## Given exercise a
Edit the rows running from the line with "table-cell: 4 <box>362 610 421 646</box>" to the line with "table-cell: 80 <box>121 574 180 610</box>", replacing "col-header" with "column-header" and leaving everything else unchanged.

## Source document
────────────────────
That statement resonated deep within me. I think sometimes people think I’m either a rabid military fanatic because of my support for them and what they are trying to do in places like Iraq and Afghanistan, or they think I’m a weepy wimp for my grieving over the lives lost in the wars and conflicts going on right now. I sometimes confuse myself for all the emotions running around inside me. There is definitely a tension between the side of me that cries out for justice (and perhaps revenge?) for what the terrorists do and the side of me that just cries out for the lives taken in any military action, including those of the terrorists.

I wasn’t always this conflicted, this emotionally wacky, when it comes to the people of the Arab world. There was a time when it evoked only one emotion. But to explain, I need to start in the middle.

God asked me to go to NAME the spring before 9/11. It was a bit of a shock to me, as I’d spent most of my time in China or Japan and was actually on a 4-month assignment in India when He asked — I mean, if God’s going to send me overseas, I just assumed it would be one of the countries and peoples He’d already planted in my heart. But God’s ways are just a little different than mine….

Anyway, I thought little of His place of choice, other than the oddness of where it was not, until the weekend after the towers fell in 2001.

I remember that as I watched the twin towers fall and the fires in the Pentagon rage something deep within my soul cried out, "Father forgive them! They don’t know what they are doing." I kept repeating that all day long. And my heart grieved not only for the people in the World Trade Center, the Pentagon and all their families, but also for the pilots of the planes. They had started the morning thinking they were going to enter Paradise, and be celebrated as heroes. They ended it stepping before Almighty God and being found guilty of grievous sins and not allowed into Paradise for all eternity.

I grieved for what they had done unknowingly yet purposefully.

That weekend however, a great rage grew in my heart. And that Sunday night I sat at Urban listening to Erwin talk about the week’s events and reading from Isaiah 6, and hearing God whisper to me, "will you go? I want you to go to them," and my heart burned with rage and my face burned with tears. An absolute rage and built inside me early in the weekend and came bursting forth like a roaring wildfire in the dry hills of Malibu in October, just consuming everything in its sight. And the tears flowed as I realized just how much hatred had grown in my heart for a people I’d never even met. In my teen years I watched "America Held Hostage" (it later became "Nightline") night after night. I watched Iranians burn American flags and effigies of my President(s) and scream about the infidel Americans and how awful we were and how we must be wiped off the face of the earth. Since that time I’d harbored a deep, deep anger, even hatred, for Arabs in general and Muslims in specific, and I didn’t even know it. Until that Sunday in September 2001.

And on that same night, I heart God whisper to me, "will you go? I want you to go."
────────────────────
## Data for processing
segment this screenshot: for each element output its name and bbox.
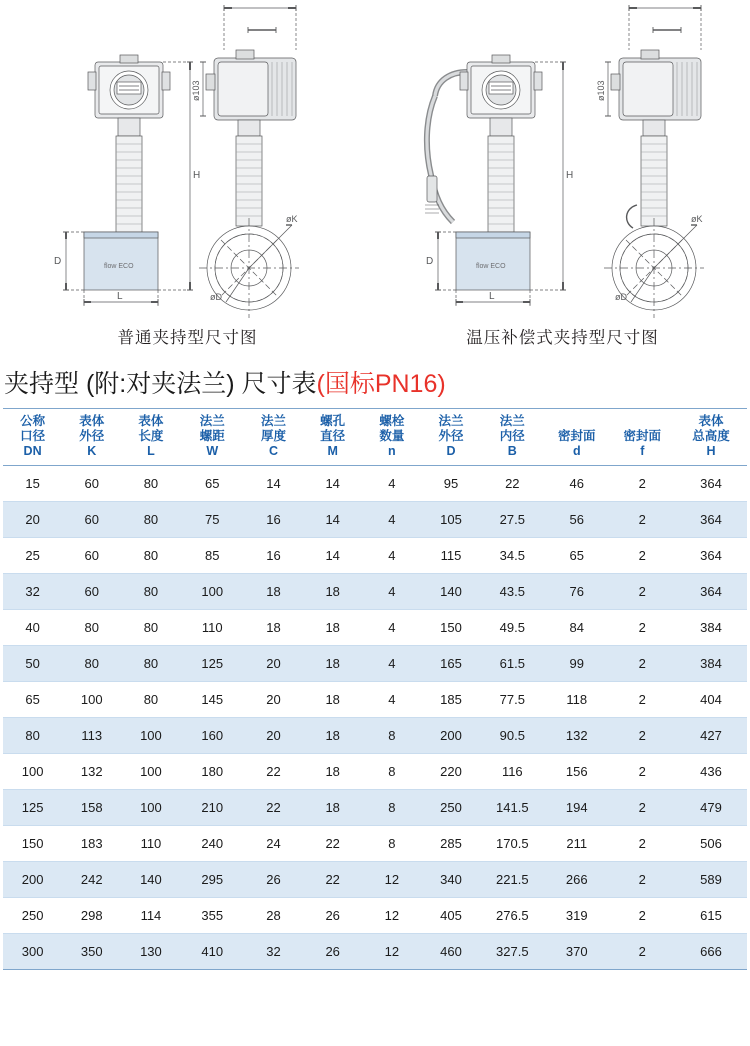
table-cell: 4 <box>362 610 421 646</box>
table-cell: 364 <box>675 502 747 538</box>
table-cell: 80 <box>3 718 62 754</box>
table-row <box>3 790 747 826</box>
table-cell: 2 <box>610 502 676 538</box>
col-header-n <box>362 409 421 466</box>
col-header-w-line1: 法兰 <box>199 414 225 428</box>
col-header-d-outer-line2: 外径 <box>438 429 464 443</box>
table-cell: 22 <box>481 466 544 502</box>
table-cell: 160 <box>181 718 244 754</box>
table-cell: 242 <box>62 862 121 898</box>
col-header-n-line2: 数量 <box>379 429 405 443</box>
col-header-d-outer-symbol: D <box>446 444 456 458</box>
col-header-n-symbol: n <box>388 444 396 458</box>
drawing-temp-pressure-compensated-wafer <box>375 0 750 318</box>
col-header-k-line1: 表体 <box>79 414 105 428</box>
table-cell: 506 <box>675 826 747 862</box>
table-cell: 158 <box>62 790 121 826</box>
table-cell: 110 <box>181 610 244 646</box>
section-title <box>0 360 750 408</box>
table-cell: 15 <box>3 466 62 502</box>
col-header-h-line1: 表体 <box>698 414 724 428</box>
table-row <box>3 538 747 574</box>
table-cell: 8 <box>362 754 421 790</box>
table-cell: 80 <box>121 574 180 610</box>
table-cell: 16 <box>244 502 303 538</box>
svg-text:D: D <box>54 256 62 267</box>
table-cell: 22 <box>244 790 303 826</box>
table-cell: 2 <box>610 934 676 970</box>
svg-text:flow ECO: flow ECO <box>476 263 506 270</box>
table-cell: 384 <box>675 610 747 646</box>
table-cell: 114 <box>121 898 180 934</box>
table-cell: 118 <box>544 682 610 718</box>
table-cell: 60 <box>62 502 121 538</box>
table-cell: 43.5 <box>481 574 544 610</box>
svg-text:H: H <box>566 170 574 181</box>
table-cell: 4 <box>362 574 421 610</box>
col-header-dn-line2: 口径 <box>20 429 46 443</box>
table-cell: 4 <box>362 646 421 682</box>
table-cell: 250 <box>3 898 62 934</box>
table-cell: 40 <box>3 610 62 646</box>
table-cell: 65 <box>3 682 62 718</box>
table-cell: 194 <box>544 790 610 826</box>
table-row <box>3 754 747 790</box>
table-cell: 350 <box>62 934 121 970</box>
col-header-b <box>481 409 544 466</box>
col-header-d-outer-line1: 法兰 <box>438 414 464 428</box>
table-cell: 113 <box>62 718 121 754</box>
table-cell: 364 <box>675 574 747 610</box>
table-cell: 100 <box>121 754 180 790</box>
table-cell: 200 <box>3 862 62 898</box>
table-cell: 2 <box>610 610 676 646</box>
svg-text:øD: øD <box>615 292 627 302</box>
col-header-m-line1: 螺孔 <box>320 414 346 428</box>
table-cell: 150 <box>3 826 62 862</box>
table-cell: 200 <box>421 718 480 754</box>
svg-text:flow ECO: flow ECO <box>104 263 134 270</box>
col-header-m-symbol: M <box>327 444 338 458</box>
col-header-h-line2: 总高度 <box>692 429 730 443</box>
table-cell: 18 <box>303 718 362 754</box>
table-cell: 20 <box>3 502 62 538</box>
svg-text:ø103: ø103 <box>596 80 606 101</box>
col-header-k <box>62 409 121 466</box>
table-cell: 18 <box>303 610 362 646</box>
col-header-k-line2: 外径 <box>79 429 105 443</box>
table-cell: 140 <box>421 574 480 610</box>
table-cell: 170.5 <box>481 826 544 862</box>
table-cell: 8 <box>362 790 421 826</box>
col-header-seal-f <box>610 409 676 466</box>
table-row <box>3 646 747 682</box>
table-cell: 26 <box>244 862 303 898</box>
col-header-h <box>675 409 747 466</box>
table-cell: 183 <box>62 826 121 862</box>
table-cell: 18 <box>303 646 362 682</box>
table-cell: 115 <box>421 538 480 574</box>
table-cell: 125 <box>181 646 244 682</box>
table-cell: 12 <box>362 898 421 934</box>
table-cell: 140 <box>121 862 180 898</box>
col-header-w <box>181 409 244 466</box>
table-cell: 80 <box>62 646 121 682</box>
table-cell: 355 <box>181 898 244 934</box>
table-row <box>3 826 747 862</box>
table-cell: 60 <box>62 466 121 502</box>
table-cell: 80 <box>62 610 121 646</box>
table-cell: 77.5 <box>481 682 544 718</box>
col-header-d-outer <box>421 409 480 466</box>
table-row <box>3 718 747 754</box>
table-cell: 80 <box>121 538 180 574</box>
table-cell: 32 <box>244 934 303 970</box>
table-cell: 4 <box>362 466 421 502</box>
table-cell: 75 <box>181 502 244 538</box>
col-header-seal-d-line1: 密封面 <box>558 429 596 443</box>
table-cell: 84 <box>544 610 610 646</box>
col-header-m-line2: 直径 <box>320 429 346 443</box>
col-header-l-symbol: L <box>147 444 155 458</box>
col-header-l-line2: 长度 <box>138 429 164 443</box>
table-cell: 99 <box>544 646 610 682</box>
table-cell: 12 <box>362 862 421 898</box>
table-cell: 14 <box>244 466 303 502</box>
table-cell: 100 <box>121 790 180 826</box>
table-cell: 16 <box>244 538 303 574</box>
table-cell: 2 <box>610 538 676 574</box>
col-header-n-line1: 螺栓 <box>379 414 405 428</box>
col-header-h-symbol: H <box>706 444 716 458</box>
svg-text:L: L <box>489 291 495 302</box>
table-cell: 18 <box>303 790 362 826</box>
table-row <box>3 466 747 502</box>
svg-text:D: D <box>426 256 434 267</box>
col-header-b-line1: 法兰 <box>499 414 525 428</box>
table-cell: 100 <box>181 574 244 610</box>
table-cell: 132 <box>544 718 610 754</box>
table-cell: 22 <box>244 754 303 790</box>
col-header-w-line2: 螺距 <box>199 429 225 443</box>
section-title-standard: (国标PN16) <box>316 370 446 398</box>
table-cell: 327.5 <box>481 934 544 970</box>
col-header-b-symbol: B <box>507 444 517 458</box>
table-cell: 460 <box>421 934 480 970</box>
table-cell: 370 <box>544 934 610 970</box>
drawing-captions <box>0 318 750 360</box>
table-cell: 2 <box>610 466 676 502</box>
table-cell: 18 <box>303 574 362 610</box>
table-cell: 319 <box>544 898 610 934</box>
table-cell: 276.5 <box>481 898 544 934</box>
table-cell: 298 <box>62 898 121 934</box>
col-header-seal-d-symbol: d <box>572 444 581 458</box>
table-cell: 22 <box>303 826 362 862</box>
table-cell: 12 <box>362 934 421 970</box>
table-cell: 185 <box>421 682 480 718</box>
table-cell: 666 <box>675 934 747 970</box>
table-cell: 364 <box>675 538 747 574</box>
table-cell: 56 <box>544 502 610 538</box>
table-cell: 340 <box>421 862 480 898</box>
caption-compensated-wafer: 温压补偿式夹持型尺寸图 <box>466 329 659 347</box>
table-cell: 300 <box>3 934 62 970</box>
table-cell: 20 <box>244 718 303 754</box>
table-cell: 4 <box>362 538 421 574</box>
table-cell: 100 <box>121 718 180 754</box>
table-cell: 14 <box>303 502 362 538</box>
table-cell: 295 <box>181 862 244 898</box>
table-cell: 2 <box>610 862 676 898</box>
section-title-main: 夹持型 (附:对夹法兰) 尺寸表 <box>4 370 317 398</box>
table-cell: 100 <box>3 754 62 790</box>
table-row <box>3 502 747 538</box>
table-cell: 250 <box>421 790 480 826</box>
table-cell: 2 <box>610 790 676 826</box>
table-cell: 145 <box>181 682 244 718</box>
table-cell: 76 <box>544 574 610 610</box>
table-cell: 85 <box>181 538 244 574</box>
table-cell: 18 <box>244 610 303 646</box>
drawings-area <box>0 0 750 318</box>
table-cell: 8 <box>362 718 421 754</box>
table-cell: 4 <box>362 682 421 718</box>
table-body <box>3 466 747 970</box>
table-cell: 65 <box>544 538 610 574</box>
table-cell: 165 <box>421 646 480 682</box>
table-cell: 210 <box>181 790 244 826</box>
table-cell: 90.5 <box>481 718 544 754</box>
table-cell: 60 <box>62 538 121 574</box>
table-cell: 20 <box>244 646 303 682</box>
table-cell: 95 <box>421 466 480 502</box>
table-cell: 410 <box>181 934 244 970</box>
table-row <box>3 682 747 718</box>
svg-text:øD: øD <box>210 292 222 302</box>
table-cell: 2 <box>610 682 676 718</box>
dimensions-table <box>3 408 747 970</box>
table-cell: 132 <box>62 754 121 790</box>
caption-standard-wafer: 普通夹持型尺寸图 <box>117 329 258 347</box>
col-header-c-symbol: C <box>268 444 279 458</box>
table-cell: 125 <box>3 790 62 826</box>
table-cell: 14 <box>303 466 362 502</box>
table-cell: 25 <box>3 538 62 574</box>
table-cell: 18 <box>303 754 362 790</box>
table-cell: 50 <box>3 646 62 682</box>
table-cell: 18 <box>244 574 303 610</box>
svg-text:L: L <box>117 291 123 302</box>
table-cell: 80 <box>121 466 180 502</box>
table-cell: 2 <box>610 826 676 862</box>
table-cell: 80 <box>121 682 180 718</box>
col-header-c-line1: 法兰 <box>261 414 287 428</box>
table-cell: 49.5 <box>481 610 544 646</box>
table-cell: 150 <box>421 610 480 646</box>
table-row <box>3 934 747 970</box>
svg-text:øK: øK <box>286 214 298 224</box>
table-cell: 116 <box>481 754 544 790</box>
table-cell: 65 <box>181 466 244 502</box>
col-header-l-line1: 表体 <box>138 414 164 428</box>
table-cell: 80 <box>121 646 180 682</box>
table-cell: 364 <box>675 466 747 502</box>
table-cell: 4 <box>362 502 421 538</box>
table-cell: 221.5 <box>481 862 544 898</box>
col-header-seal-f-symbol: f <box>640 444 645 458</box>
table-cell: 436 <box>675 754 747 790</box>
table-cell: 156 <box>544 754 610 790</box>
table-cell: 46 <box>544 466 610 502</box>
table-row <box>3 862 747 898</box>
drawing-standard-wafer-svg <box>0 0 375 318</box>
table-cell: 26 <box>303 934 362 970</box>
col-header-dn-symbol: DN <box>23 444 42 458</box>
table-cell: 427 <box>675 718 747 754</box>
table-cell: 18 <box>303 682 362 718</box>
table-cell: 2 <box>610 646 676 682</box>
table-cell: 404 <box>675 682 747 718</box>
table-cell: 27.5 <box>481 502 544 538</box>
svg-text:øK: øK <box>691 214 703 224</box>
table-cell: 479 <box>675 790 747 826</box>
table-cell: 14 <box>303 538 362 574</box>
col-header-seal-d <box>544 409 610 466</box>
col-header-m <box>303 409 362 466</box>
table-header <box>3 409 747 466</box>
drawing-temp-pressure-compensated-wafer-svg <box>375 0 750 318</box>
table-cell: 8 <box>362 826 421 862</box>
table-cell: 34.5 <box>481 538 544 574</box>
table-cell: 60 <box>62 574 121 610</box>
table-cell: 180 <box>181 754 244 790</box>
table-cell: 615 <box>675 898 747 934</box>
table-cell: 110 <box>121 826 180 862</box>
col-header-w-symbol: W <box>206 444 219 458</box>
table-cell: 2 <box>610 574 676 610</box>
col-header-dn <box>3 409 62 466</box>
table-cell: 240 <box>181 826 244 862</box>
table-cell: 32 <box>3 574 62 610</box>
table-cell: 100 <box>62 682 121 718</box>
table-cell: 220 <box>421 754 480 790</box>
col-header-c-line2: 厚度 <box>261 429 287 443</box>
col-header-dn-line1: 公称 <box>20 414 46 428</box>
table-cell: 105 <box>421 502 480 538</box>
col-header-b-line2: 内径 <box>499 429 525 443</box>
table-cell: 28 <box>244 898 303 934</box>
table-cell: 80 <box>121 502 180 538</box>
drawing-standard-wafer <box>0 0 375 318</box>
table-cell: 80 <box>121 610 180 646</box>
table-cell: 61.5 <box>481 646 544 682</box>
table-cell: 26 <box>303 898 362 934</box>
col-header-k-symbol: K <box>87 444 97 458</box>
col-header-c <box>244 409 303 466</box>
table-cell: 384 <box>675 646 747 682</box>
table-cell: 405 <box>421 898 480 934</box>
table-cell: 211 <box>544 826 610 862</box>
col-header-l <box>121 409 180 466</box>
table-cell: 20 <box>244 682 303 718</box>
table-row <box>3 898 747 934</box>
table-cell: 130 <box>121 934 180 970</box>
table-cell: 266 <box>544 862 610 898</box>
svg-text:H: H <box>193 170 201 181</box>
col-header-seal-f-line1: 密封面 <box>623 429 662 443</box>
table-row <box>3 610 747 646</box>
table-cell: 2 <box>610 718 676 754</box>
table-header-row <box>3 409 747 466</box>
table-cell: 285 <box>421 826 480 862</box>
svg-text:ø103: ø103 <box>191 80 201 101</box>
table-cell: 22 <box>303 862 362 898</box>
table-cell: 141.5 <box>481 790 544 826</box>
table-cell: 589 <box>675 862 747 898</box>
table-row <box>3 574 747 610</box>
table-cell: 24 <box>244 826 303 862</box>
table-cell: 2 <box>610 898 676 934</box>
table-cell: 2 <box>610 754 676 790</box>
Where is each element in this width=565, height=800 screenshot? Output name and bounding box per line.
────────────────────
## Given exercise b
Translate this sentence from the reflection on September 11 into Spanish: "I grieved for what they had done unknowingly yet purposefully."

## Written response a
table-cell: 4 <box>362 610 421 646</box>
table-cell: 364 <box>675 502 747 538</box>
table-cell: 80 <box>3 718 62 754</box>
table-row <box>3 790 747 826</box>
table-cell: 2 <box>610 502 676 538</box>
column-header-n <box>362 409 421 466</box>
column-header-w-line1: 法兰 <box>199 414 225 428</box>
column-header-d-outer-line2: 外径 <box>438 429 464 443</box>
table-cell: 22 <box>481 466 544 502</box>
table-cell: 160 <box>181 718 244 754</box>
table-cell: 242 <box>62 862 121 898</box>
column-header-n-line2: 数量 <box>379 429 405 443</box>
column-header-d-outer-symbol: D <box>446 444 456 458</box>
column-header-n-symbol: n <box>388 444 396 458</box>
drawing-temp-pressure-compensated-wafer <box>375 0 750 318</box>
column-header-k-line1: 表体 <box>79 414 105 428</box>
table-cell: 506 <box>675 826 747 862</box>
table-cell: 158 <box>62 790 121 826</box>
table-cell: 110 <box>181 610 244 646</box>
section-title <box>0 360 750 408</box>
table-cell: 15 <box>3 466 62 502</box>
column-header-h-line1: 表体 <box>698 414 724 428</box>
table-row <box>3 538 747 574</box>
table-cell: 8 <box>362 754 421 790</box>
table-cell: 80 <box>121 574 180 610</box>

## Written response b
Sentí pena por lo que habían hecho sin saberlo, pero a propósito.